Requirements: Output every record word for word.

Record set:
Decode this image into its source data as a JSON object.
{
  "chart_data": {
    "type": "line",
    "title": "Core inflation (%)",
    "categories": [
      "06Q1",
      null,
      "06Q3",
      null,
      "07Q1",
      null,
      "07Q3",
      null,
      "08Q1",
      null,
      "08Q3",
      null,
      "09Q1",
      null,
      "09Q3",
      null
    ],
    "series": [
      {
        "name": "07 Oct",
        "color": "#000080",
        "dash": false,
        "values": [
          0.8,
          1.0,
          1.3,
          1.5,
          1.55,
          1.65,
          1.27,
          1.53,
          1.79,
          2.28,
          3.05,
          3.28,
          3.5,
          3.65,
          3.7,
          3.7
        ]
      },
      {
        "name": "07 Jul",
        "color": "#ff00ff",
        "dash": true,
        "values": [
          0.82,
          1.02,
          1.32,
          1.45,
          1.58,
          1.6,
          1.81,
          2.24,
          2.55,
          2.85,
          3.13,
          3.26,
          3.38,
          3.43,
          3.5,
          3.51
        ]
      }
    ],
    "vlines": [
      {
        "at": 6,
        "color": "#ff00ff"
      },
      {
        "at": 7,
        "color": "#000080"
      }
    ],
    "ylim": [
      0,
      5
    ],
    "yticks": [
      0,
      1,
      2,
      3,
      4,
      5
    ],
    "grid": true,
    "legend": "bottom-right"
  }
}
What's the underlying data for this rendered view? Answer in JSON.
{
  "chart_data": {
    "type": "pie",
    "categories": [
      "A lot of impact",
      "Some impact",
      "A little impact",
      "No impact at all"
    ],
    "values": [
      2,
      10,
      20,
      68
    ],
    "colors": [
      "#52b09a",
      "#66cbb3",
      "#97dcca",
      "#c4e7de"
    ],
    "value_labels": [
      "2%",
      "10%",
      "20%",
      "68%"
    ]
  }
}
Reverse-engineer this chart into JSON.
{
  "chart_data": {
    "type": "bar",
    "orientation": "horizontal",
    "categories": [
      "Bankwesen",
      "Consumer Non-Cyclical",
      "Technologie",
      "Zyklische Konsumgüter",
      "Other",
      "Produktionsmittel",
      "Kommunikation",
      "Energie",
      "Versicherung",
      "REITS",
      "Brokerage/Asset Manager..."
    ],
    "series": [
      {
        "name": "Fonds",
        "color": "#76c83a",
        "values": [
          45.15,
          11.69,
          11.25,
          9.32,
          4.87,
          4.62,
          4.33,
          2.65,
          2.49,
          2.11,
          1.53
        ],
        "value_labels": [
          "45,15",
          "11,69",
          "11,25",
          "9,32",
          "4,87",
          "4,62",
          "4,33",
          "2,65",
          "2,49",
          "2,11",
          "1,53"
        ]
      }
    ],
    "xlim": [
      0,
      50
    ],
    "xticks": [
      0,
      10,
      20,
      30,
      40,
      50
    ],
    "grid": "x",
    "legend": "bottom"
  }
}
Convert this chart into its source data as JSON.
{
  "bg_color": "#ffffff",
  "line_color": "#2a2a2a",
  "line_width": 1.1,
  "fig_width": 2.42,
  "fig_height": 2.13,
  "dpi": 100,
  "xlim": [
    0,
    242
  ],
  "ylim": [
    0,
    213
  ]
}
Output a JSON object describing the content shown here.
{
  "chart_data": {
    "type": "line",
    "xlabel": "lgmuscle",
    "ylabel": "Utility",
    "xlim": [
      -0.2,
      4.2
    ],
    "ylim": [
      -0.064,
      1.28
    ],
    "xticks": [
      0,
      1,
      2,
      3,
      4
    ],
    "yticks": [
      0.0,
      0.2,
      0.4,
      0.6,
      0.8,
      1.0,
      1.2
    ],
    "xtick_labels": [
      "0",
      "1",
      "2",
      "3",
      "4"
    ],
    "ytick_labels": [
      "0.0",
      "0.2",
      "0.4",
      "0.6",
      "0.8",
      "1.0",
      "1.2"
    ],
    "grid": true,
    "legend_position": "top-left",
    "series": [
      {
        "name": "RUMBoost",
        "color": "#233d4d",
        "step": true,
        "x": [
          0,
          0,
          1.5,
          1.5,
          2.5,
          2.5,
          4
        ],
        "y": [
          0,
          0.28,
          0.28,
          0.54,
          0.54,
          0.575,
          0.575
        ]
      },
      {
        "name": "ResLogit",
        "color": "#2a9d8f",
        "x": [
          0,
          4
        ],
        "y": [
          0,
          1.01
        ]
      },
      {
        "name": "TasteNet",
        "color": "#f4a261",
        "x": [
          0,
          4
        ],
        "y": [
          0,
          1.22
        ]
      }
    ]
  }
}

Written response:
Decode this image into its source data as a JSON object.
{
  "chart_data": {
    "type": "line",
    "title": "Core inflation (%)",
    "categories": [
      "06Q1",
      null,
      "06Q3",
      null,
      "07Q1",
      null,
      "07Q3",
      null,
      "08Q1",
      null,
      "08Q3",
      null,
      "09Q1",
      null,
      "09Q3",
      null
    ],
    "series": [
      {
        "name": "07 Oct",
        "color": "#000080",
        "dash": false,
        "values": [
          0.8,
          1.0,
          1.3,
          1.5,
          1.55,
          1.65,
          1.27,
          1.53,
          1.79,
          2.28,
          3.05,
          3.28,
          3.5,
          3.65,
          3.7,
          3.7
        ]
      },
      {
        "name": "07 Jul",
        "color": "#ff00ff",
        "dash": true,
        "values": [
          0.82,
          1.02,
          1.32,
          1.45,
          1.58,
          1.6,
          1.81,
          2.24,
          2.55,
          2.85,
          3.13,
          3.26,
          3.38,
          3.43,
          3.5,
          3.51
        ]
      }
    ],
    "vlines": [
      {
        "at": 6,
        "color": "#ff00ff"
      },
      {
        "at": 7,
        "color": "#000080"
      }
    ],
    "ylim": [
      0,
      5
    ],
    "yticks": [
      0,
      1,
      2,
      3,
      4,
      5
    ],
    "grid": true,
    "legend": "bottom-right"
  }
}
What's the underlying data for this rendered view? Answer in JSON.
{
  "chart_data": {
    "type": "pie",
    "categories": [
      "A lot of impact",
      "Some impact",
      "A little impact",
      "No impact at all"
    ],
    "values": [
      2,
      10,
      20,
      68
    ],
    "colors": [
      "#52b09a",
      "#66cbb3",
      "#97dcca",
      "#c4e7de"
    ],
    "value_labels": [
      "2%",
      "10%",
      "20%",
      "68%"
    ]
  }
}
Reverse-engineer this chart into JSON.
{
  "chart_data": {
    "type": "bar",
    "orientation": "horizontal",
    "categories": [
      "Bankwesen",
      "Consumer Non-Cyclical",
      "Technologie",
      "Zyklische Konsumgüter",
      "Other",
      "Produktionsmittel",
      "Kommunikation",
      "Energie",
      "Versicherung",
      "REITS",
      "Brokerage/Asset Manager..."
    ],
    "series": [
      {
        "name": "Fonds",
        "color": "#76c83a",
        "values": [
          45.15,
          11.69,
          11.25,
          9.32,
          4.87,
          4.62,
          4.33,
          2.65,
          2.49,
          2.11,
          1.53
        ],
        "value_labels": [
          "45,15",
          "11,69",
          "11,25",
          "9,32",
          "4,87",
          "4,62",
          "4,33",
          "2,65",
          "2,49",
          "2,11",
          "1,53"
        ]
      }
    ],
    "xlim": [
      0,
      50
    ],
    "xticks": [
      0,
      10,
      20,
      30,
      40,
      50
    ],
    "grid": "x",
    "legend": "bottom"
  }
}
Convert this chart into its source data as JSON.
{
  "bg_color": "#ffffff",
  "line_color": "#2a2a2a",
  "line_width": 1.1,
  "fig_width": 2.42,
  "fig_height": 2.13,
  "dpi": 100,
  "xlim": [
    0,
    242
  ],
  "ylim": [
    0,
    213
  ]
}
Output a JSON object describing the content shown here.
{
  "chart_data": {
    "type": "line",
    "xlabel": "lgmuscle",
    "ylabel": "Utility",
    "xlim": [
      -0.2,
      4.2
    ],
    "ylim": [
      -0.064,
      1.28
    ],
    "xticks": [
      0,
      1,
      2,
      3,
      4
    ],
    "yticks": [
      0.0,
      0.2,
      0.4,
      0.6,
      0.8,
      1.0,
      1.2
    ],
    "xtick_labels": [
      "0",
      "1",
      "2",
      "3",
      "4"
    ],
    "ytick_labels": [
      "0.0",
      "0.2",
      "0.4",
      "0.6",
      "0.8",
      "1.0",
      "1.2"
    ],
    "grid": true,
    "legend_position": "top-left",
    "series": [
      {
        "name": "RUMBoost",
        "color": "#233d4d",
        "step": true,
        "x": [
          0,
          0,
          1.5,
          1.5,
          2.5,
          2.5,
          4
        ],
        "y": [
          0,
          0.28,
          0.28,
          0.54,
          0.54,
          0.575,
          0.575
        ]
      },
      {
        "name": "ResLogit",
        "color": "#2a9d8f",
        "x": [
          0,
          4
        ],
        "y": [
          0,
          1.01
        ]
      },
      {
        "name": "TasteNet",
        "color": "#f4a261",
        "x": [
          0,
          4
        ],
        "y": [
          0,
          1.22
        ]
      }
    ]
  }
}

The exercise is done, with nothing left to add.